[START]

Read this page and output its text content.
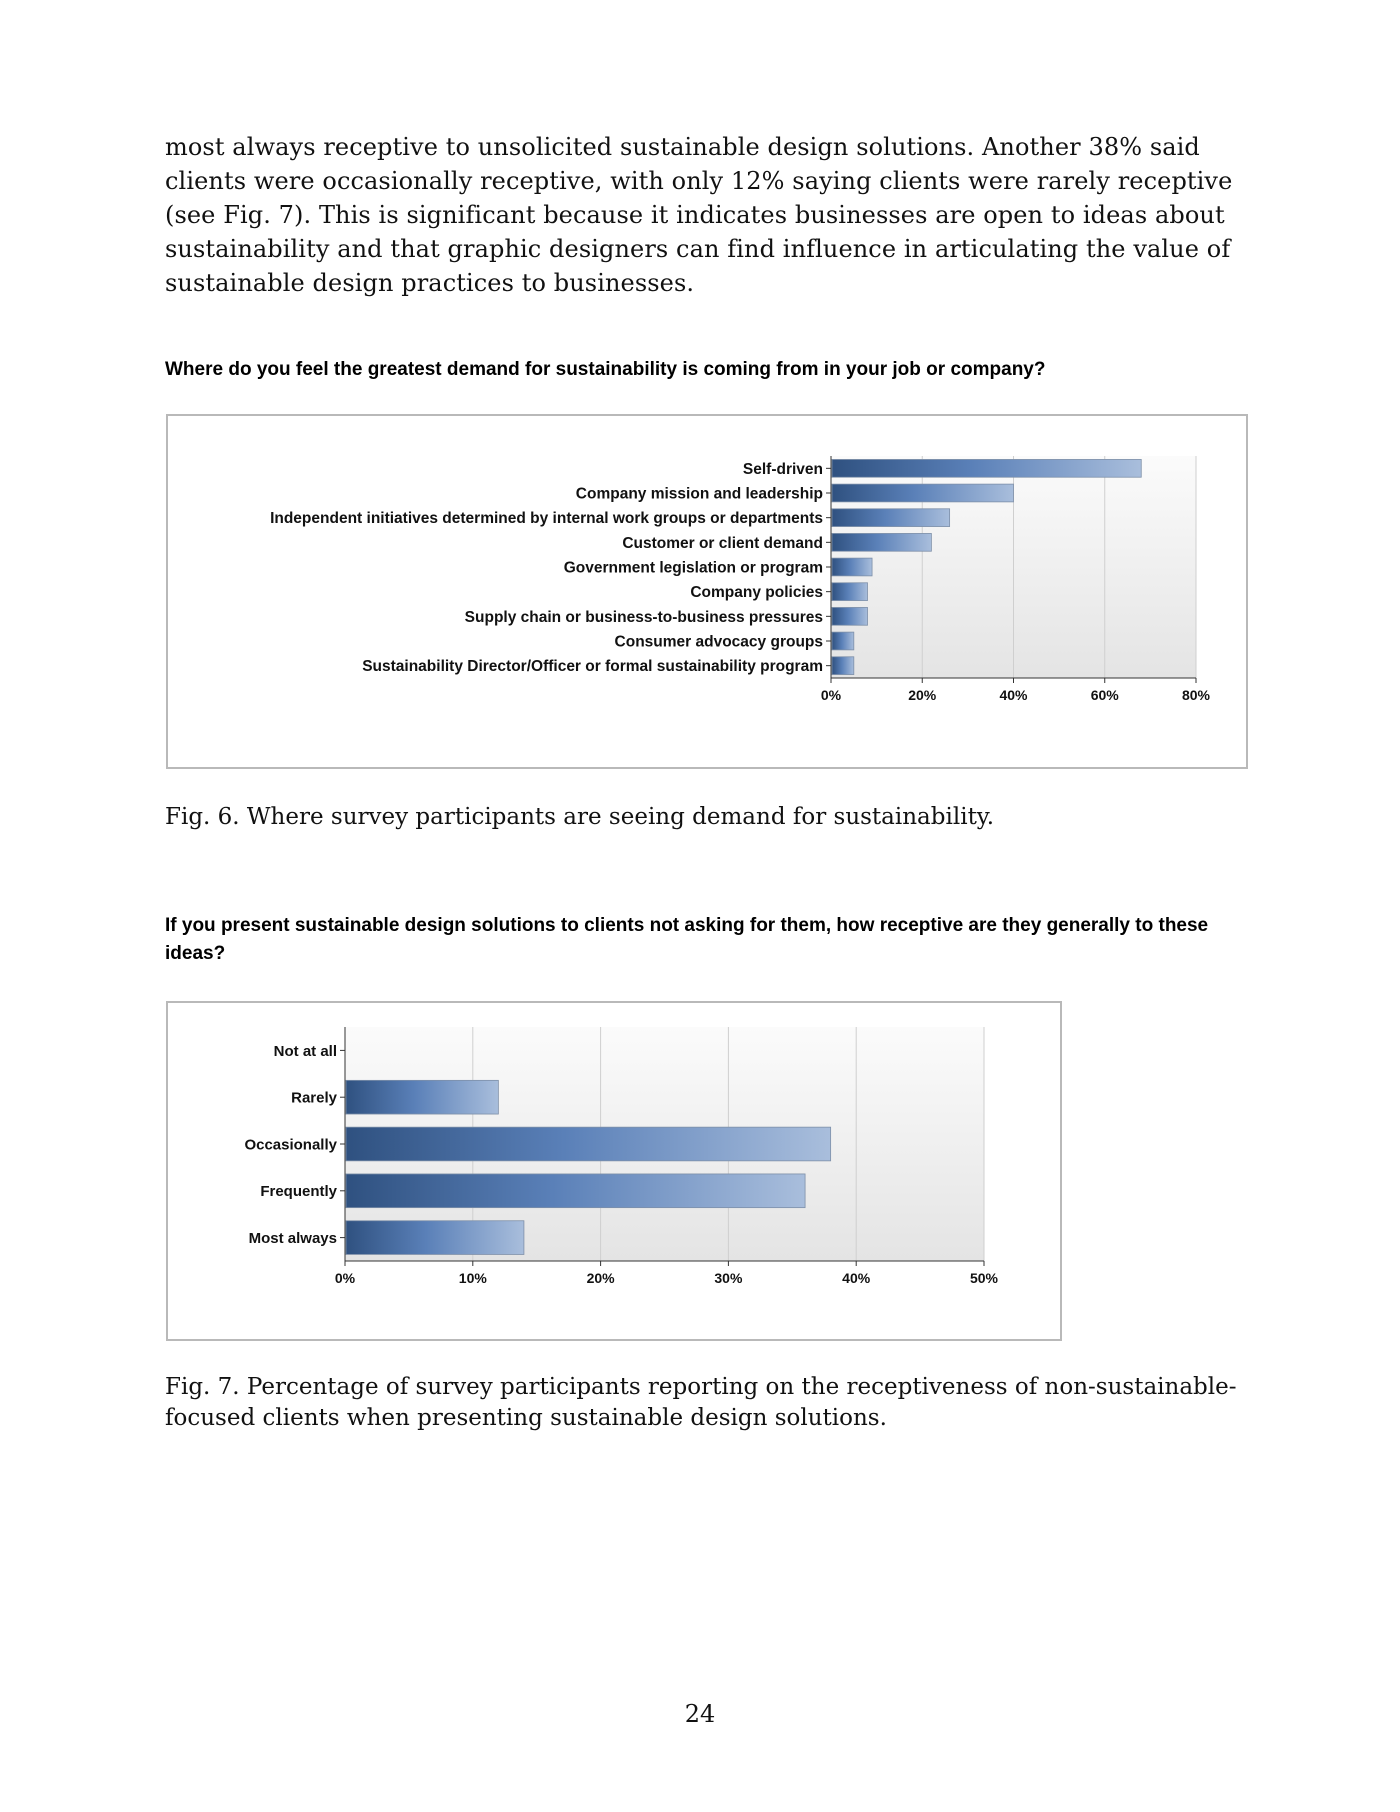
most always receptive to unsolicited sustainable design solutions. Another 38% said clients were occasionally receptive, with only 12% saying clients were rarely receptive (see Fig. 7). This is significant because it indicates businesses are open to ideas about sustainability and that graphic designers can find influence in articulating the value of sustainable design practices to businesses.

Where do you feel the greatest demand for sustainability is coming from in your job or company?
0%	20%	40%	60%	80%
Self-driven
Company mission and leadership
Independent initiatives determined by internal work groups or departments
Customer or client demand
Government legislation or program
Company policies
Supply chain or business-to-business pressures
Consumer advocacy groups
Sustainability Director/Officer or formal sustainability program
Fig. 6. Where survey participants are seeing demand for sustainability.
If you present sustainable design solutions to clients not asking for them, how receptive are they generally to these ideas?
0%	10%	20%	30%	40%	50%
Not at all
Rarely
Occasionally
Frequently
Most always
Fig. 7. Percentage of survey participants reporting on the receptiveness of non-sustainable-focused clients when presenting sustainable design solutions.
24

[END]

● The problem
Copy whichever lines in the listing above contain the word "Where".

● Written answer
Where do you feel the greatest demand for sustainability is coming from in your job or company?
Fig. 6. Where survey participants are seeing demand for sustainability.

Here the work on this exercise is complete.